## WRITTEN EXERCISE:
Write out all of the data exactly as it appears.

Stored items
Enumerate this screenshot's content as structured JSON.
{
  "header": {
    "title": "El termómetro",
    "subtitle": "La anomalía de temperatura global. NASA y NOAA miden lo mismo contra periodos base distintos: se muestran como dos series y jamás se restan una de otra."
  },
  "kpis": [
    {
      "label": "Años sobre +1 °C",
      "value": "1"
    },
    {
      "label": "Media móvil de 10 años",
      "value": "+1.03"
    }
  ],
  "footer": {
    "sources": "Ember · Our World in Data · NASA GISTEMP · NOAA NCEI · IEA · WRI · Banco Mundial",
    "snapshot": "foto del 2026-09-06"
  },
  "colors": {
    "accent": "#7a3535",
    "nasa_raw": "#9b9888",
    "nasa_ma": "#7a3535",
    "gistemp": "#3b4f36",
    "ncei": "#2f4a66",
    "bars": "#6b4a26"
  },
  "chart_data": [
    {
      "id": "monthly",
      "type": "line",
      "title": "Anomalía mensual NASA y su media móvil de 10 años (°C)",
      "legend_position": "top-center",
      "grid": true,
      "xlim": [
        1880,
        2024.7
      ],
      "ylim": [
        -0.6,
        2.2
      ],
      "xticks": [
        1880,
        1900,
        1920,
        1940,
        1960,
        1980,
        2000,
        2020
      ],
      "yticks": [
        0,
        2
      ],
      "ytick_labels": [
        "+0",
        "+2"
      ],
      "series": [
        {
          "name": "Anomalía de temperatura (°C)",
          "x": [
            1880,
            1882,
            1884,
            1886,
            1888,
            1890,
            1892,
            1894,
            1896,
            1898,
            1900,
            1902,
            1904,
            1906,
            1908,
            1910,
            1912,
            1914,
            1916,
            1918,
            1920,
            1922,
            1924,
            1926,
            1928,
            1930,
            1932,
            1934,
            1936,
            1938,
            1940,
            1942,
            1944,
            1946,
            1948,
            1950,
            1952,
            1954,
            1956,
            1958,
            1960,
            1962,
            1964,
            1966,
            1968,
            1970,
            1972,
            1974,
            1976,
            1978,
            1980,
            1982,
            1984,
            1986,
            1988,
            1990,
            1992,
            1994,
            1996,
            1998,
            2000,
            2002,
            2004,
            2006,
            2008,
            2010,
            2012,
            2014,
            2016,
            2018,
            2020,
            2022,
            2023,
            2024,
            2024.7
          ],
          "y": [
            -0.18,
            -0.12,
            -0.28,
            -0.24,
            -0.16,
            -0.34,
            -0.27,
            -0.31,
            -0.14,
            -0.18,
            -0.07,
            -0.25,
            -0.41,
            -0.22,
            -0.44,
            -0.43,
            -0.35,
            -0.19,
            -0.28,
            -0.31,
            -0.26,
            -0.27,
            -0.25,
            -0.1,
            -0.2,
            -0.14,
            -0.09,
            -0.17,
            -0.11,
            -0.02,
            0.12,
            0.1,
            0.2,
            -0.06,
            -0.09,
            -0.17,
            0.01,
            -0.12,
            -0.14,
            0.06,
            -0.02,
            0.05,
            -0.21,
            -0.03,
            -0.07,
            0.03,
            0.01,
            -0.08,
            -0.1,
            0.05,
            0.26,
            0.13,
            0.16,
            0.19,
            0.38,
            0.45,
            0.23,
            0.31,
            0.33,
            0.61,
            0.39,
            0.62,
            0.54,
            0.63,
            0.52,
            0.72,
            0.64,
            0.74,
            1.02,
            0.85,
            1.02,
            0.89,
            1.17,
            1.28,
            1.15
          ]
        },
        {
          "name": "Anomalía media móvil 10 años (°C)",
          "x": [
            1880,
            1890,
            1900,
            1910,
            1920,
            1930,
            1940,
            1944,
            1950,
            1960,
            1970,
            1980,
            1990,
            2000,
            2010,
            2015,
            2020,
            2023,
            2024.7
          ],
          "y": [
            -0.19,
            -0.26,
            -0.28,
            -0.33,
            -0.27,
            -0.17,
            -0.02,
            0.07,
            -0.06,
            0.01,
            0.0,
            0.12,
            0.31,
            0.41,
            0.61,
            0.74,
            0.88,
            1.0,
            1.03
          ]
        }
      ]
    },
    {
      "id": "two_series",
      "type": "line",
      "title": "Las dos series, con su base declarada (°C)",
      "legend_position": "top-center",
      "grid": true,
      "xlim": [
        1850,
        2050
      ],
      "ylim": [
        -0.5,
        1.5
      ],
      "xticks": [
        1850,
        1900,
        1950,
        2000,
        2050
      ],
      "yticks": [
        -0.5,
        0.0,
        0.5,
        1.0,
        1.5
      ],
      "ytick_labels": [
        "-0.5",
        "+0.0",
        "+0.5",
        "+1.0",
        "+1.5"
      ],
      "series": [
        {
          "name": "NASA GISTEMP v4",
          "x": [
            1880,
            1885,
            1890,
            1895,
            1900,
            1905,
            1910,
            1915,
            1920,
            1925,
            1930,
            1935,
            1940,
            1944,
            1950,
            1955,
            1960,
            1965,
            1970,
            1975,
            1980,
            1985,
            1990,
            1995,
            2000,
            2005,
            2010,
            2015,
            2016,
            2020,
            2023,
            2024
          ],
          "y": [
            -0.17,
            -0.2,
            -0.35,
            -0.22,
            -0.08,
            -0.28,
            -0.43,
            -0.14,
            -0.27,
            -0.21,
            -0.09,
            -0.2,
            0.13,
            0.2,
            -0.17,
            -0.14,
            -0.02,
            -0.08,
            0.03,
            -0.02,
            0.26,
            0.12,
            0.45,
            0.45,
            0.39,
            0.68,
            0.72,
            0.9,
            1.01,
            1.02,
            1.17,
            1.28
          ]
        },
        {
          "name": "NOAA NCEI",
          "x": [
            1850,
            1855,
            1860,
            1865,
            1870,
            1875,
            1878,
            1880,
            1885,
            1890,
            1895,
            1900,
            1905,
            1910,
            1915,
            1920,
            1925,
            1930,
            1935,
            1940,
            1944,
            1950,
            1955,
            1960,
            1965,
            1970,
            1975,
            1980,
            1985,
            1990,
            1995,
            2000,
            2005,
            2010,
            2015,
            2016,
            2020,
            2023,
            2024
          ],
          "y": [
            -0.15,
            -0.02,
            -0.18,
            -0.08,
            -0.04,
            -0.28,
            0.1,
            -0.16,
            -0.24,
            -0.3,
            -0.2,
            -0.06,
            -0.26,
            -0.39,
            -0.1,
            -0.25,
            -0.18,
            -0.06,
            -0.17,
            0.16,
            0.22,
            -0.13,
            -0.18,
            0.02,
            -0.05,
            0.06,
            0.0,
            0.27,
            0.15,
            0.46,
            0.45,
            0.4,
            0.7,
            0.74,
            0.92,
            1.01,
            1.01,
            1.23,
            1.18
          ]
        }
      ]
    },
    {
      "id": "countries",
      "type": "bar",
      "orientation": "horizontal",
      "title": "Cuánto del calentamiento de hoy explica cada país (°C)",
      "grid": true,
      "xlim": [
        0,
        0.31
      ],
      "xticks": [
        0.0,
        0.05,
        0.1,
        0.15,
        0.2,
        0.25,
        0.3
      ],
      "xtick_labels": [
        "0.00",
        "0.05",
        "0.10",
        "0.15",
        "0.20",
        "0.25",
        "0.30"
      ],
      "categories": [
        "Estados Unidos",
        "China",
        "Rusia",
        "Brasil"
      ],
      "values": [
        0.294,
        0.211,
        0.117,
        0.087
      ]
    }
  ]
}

## TASK RESPONSE:
Enumerate this screenshot's content as structured JSON.
{
  "header": {
    "title": "El termómetro",
    "subtitle": "La anomalía de temperatura global. NASA y NOAA miden lo mismo contra periodos base distintos: se muestran como dos series y jamás se restan una de otra."
  },
  "kpis": [
    {
      "label": "Años sobre +1 °C",
      "value": "1"
    },
    {
      "label": "Media móvil de 10 años",
      "value": "+1.03"
    }
  ],
  "footer": {
    "sources": "Ember · Our World in Data · NASA GISTEMP · NOAA NCEI · IEA · WRI · Banco Mundial",
    "snapshot": "foto del 2026-09-06"
  },
  "colors": {
    "accent": "#7a3535",
    "nasa_raw": "#9b9888",
    "nasa_ma": "#7a3535",
    "gistemp": "#3b4f36",
    "ncei": "#2f4a66",
    "bars": "#6b4a26"
  },
  "chart_data": [
    {
      "id": "monthly",
      "type": "line",
      "title": "Anomalía mensual NASA y su media móvil de 10 años (°C)",
      "legend_position": "top-center",
      "grid": true,
      "xlim": [
        1880,
        2024.7
      ],
      "ylim": [
        -0.6,
        2.2
      ],
      "xticks": [
        1880,
        1900,
        1920,
        1940,
        1960,
        1980,
        2000,
        2020
      ],
      "yticks": [
        0,
        2
      ],
      "ytick_labels": [
        "+0",
        "+2"
      ],
      "series": [
        {
          "name": "Anomalía de temperatura (°C)",
          "x": [
            1880,
            1882,
            1884,
            1886,
            1888,
            1890,
            1892,
            1894,
            1896,
            1898,
            1900,
            1902,
            1904,
            1906,
            1908,
            1910,
            1912,
            1914,
            1916,
            1918,
            1920,
            1922,
            1924,
            1926,
            1928,
            1930,
            1932,
            1934,
            1936,
            1938,
            1940,
            1942,
            1944,
            1946,
            1948,
            1950,
            1952,
            1954,
            1956,
            1958,
            1960,
            1962,
            1964,
            1966,
            1968,
            1970,
            1972,
            1974,
            1976,
            1978,
            1980,
            1982,
            1984,
            1986,
            1988,
            1990,
            1992,
            1994,
            1996,
            1998,
            2000,
            2002,
            2004,
            2006,
            2008,
            2010,
            2012,
            2014,
            2016,
            2018,
            2020,
            2022,
            2023,
            2024,
            2024.7
          ],
          "y": [
            -0.18,
            -0.12,
            -0.28,
            -0.24,
            -0.16,
            -0.34,
            -0.27,
            -0.31,
            -0.14,
            -0.18,
            -0.07,
            -0.25,
            -0.41,
            -0.22,
            -0.44,
            -0.43,
            -0.35,
            -0.19,
            -0.28,
            -0.31,
            -0.26,
            -0.27,
            -0.25,
            -0.1,
            -0.2,
            -0.14,
            -0.09,
            -0.17,
            -0.11,
            -0.02,
            0.12,
            0.1,
            0.2,
            -0.06,
            -0.09,
            -0.17,
            0.01,
            -0.12,
            -0.14,
            0.06,
            -0.02,
            0.05,
            -0.21,
            -0.03,
            -0.07,
            0.03,
            0.01,
            -0.08,
            -0.1,
            0.05,
            0.26,
            0.13,
            0.16,
            0.19,
            0.38,
            0.45,
            0.23,
            0.31,
            0.33,
            0.61,
            0.39,
            0.62,
            0.54,
            0.63,
            0.52,
            0.72,
            0.64,
            0.74,
            1.02,
            0.85,
            1.02,
            0.89,
            1.17,
            1.28,
            1.15
          ]
        },
        {
          "name": "Anomalía media móvil 10 años (°C)",
          "x": [
            1880,
            1890,
            1900,
            1910,
            1920,
            1930,
            1940,
            1944,
            1950,
            1960,
            1970,
            1980,
            1990,
            2000,
            2010,
            2015,
            2020,
            2023,
            2024.7
          ],
          "y": [
            -0.19,
            -0.26,
            -0.28,
            -0.33,
            -0.27,
            -0.17,
            -0.02,
            0.07,
            -0.06,
            0.01,
            0.0,
            0.12,
            0.31,
            0.41,
            0.61,
            0.74,
            0.88,
            1.0,
            1.03
          ]
        }
      ]
    },
    {
      "id": "two_series",
      "type": "line",
      "title": "Las dos series, con su base declarada (°C)",
      "legend_position": "top-center",
      "grid": true,
      "xlim": [
        1850,
        2050
      ],
      "ylim": [
        -0.5,
        1.5
      ],
      "xticks": [
        1850,
        1900,
        1950,
        2000,
        2050
      ],
      "yticks": [
        -0.5,
        0.0,
        0.5,
        1.0,
        1.5
      ],
      "ytick_labels": [
        "-0.5",
        "+0.0",
        "+0.5",
        "+1.0",
        "+1.5"
      ],
      "series": [
        {
          "name": "NASA GISTEMP v4",
          "x": [
            1880,
            1885,
            1890,
            1895,
            1900,
            1905,
            1910,
            1915,
            1920,
            1925,
            1930,
            1935,
            1940,
            1944,
            1950,
            1955,
            1960,
            1965,
            1970,
            1975,
            1980,
            1985,
            1990,
            1995,
            2000,
            2005,
            2010,
            2015,
            2016,
            2020,
            2023,
            2024
          ],
          "y": [
            -0.17,
            -0.2,
            -0.35,
            -0.22,
            -0.08,
            -0.28,
            -0.43,
            -0.14,
            -0.27,
            -0.21,
            -0.09,
            -0.2,
            0.13,
            0.2,
            -0.17,
            -0.14,
            -0.02,
            -0.08,
            0.03,
            -0.02,
            0.26,
            0.12,
            0.45,
            0.45,
            0.39,
            0.68,
            0.72,
            0.9,
            1.01,
            1.02,
            1.17,
            1.28
          ]
        },
        {
          "name": "NOAA NCEI",
          "x": [
            1850,
            1855,
            1860,
            1865,
            1870,
            1875,
            1878,
            1880,
            1885,
            1890,
            1895,
            1900,
            1905,
            1910,
            1915,
            1920,
            1925,
            1930,
            1935,
            1940,
            1944,
            1950,
            1955,
            1960,
            1965,
            1970,
            1975,
            1980,
            1985,
            1990,
            1995,
            2000,
            2005,
            2010,
            2015,
            2016,
            2020,
            2023,
            2024
          ],
          "y": [
            -0.15,
            -0.02,
            -0.18,
            -0.08,
            -0.04,
            -0.28,
            0.1,
            -0.16,
            -0.24,
            -0.3,
            -0.2,
            -0.06,
            -0.26,
            -0.39,
            -0.1,
            -0.25,
            -0.18,
            -0.06,
            -0.17,
            0.16,
            0.22,
            -0.13,
            -0.18,
            0.02,
            -0.05,
            0.06,
            0.0,
            0.27,
            0.15,
            0.46,
            0.45,
            0.4,
            0.7,
            0.74,
            0.92,
            1.01,
            1.01,
            1.23,
            1.18
          ]
        }
      ]
    },
    {
      "id": "countries",
      "type": "bar",
      "orientation": "horizontal",
      "title": "Cuánto del calentamiento de hoy explica cada país (°C)",
      "grid": true,
      "xlim": [
        0,
        0.31
      ],
      "xticks": [
        0.0,
        0.05,
        0.1,
        0.15,
        0.2,
        0.25,
        0.3
      ],
      "xtick_labels": [
        "0.00",
        "0.05",
        "0.10",
        "0.15",
        "0.20",
        "0.25",
        "0.30"
      ],
      "categories": [
        "Estados Unidos",
        "China",
        "Rusia",
        "Brasil"
      ],
      "values": [
        0.294,
        0.211,
        0.117,
        0.087
      ]
    }
  ]
}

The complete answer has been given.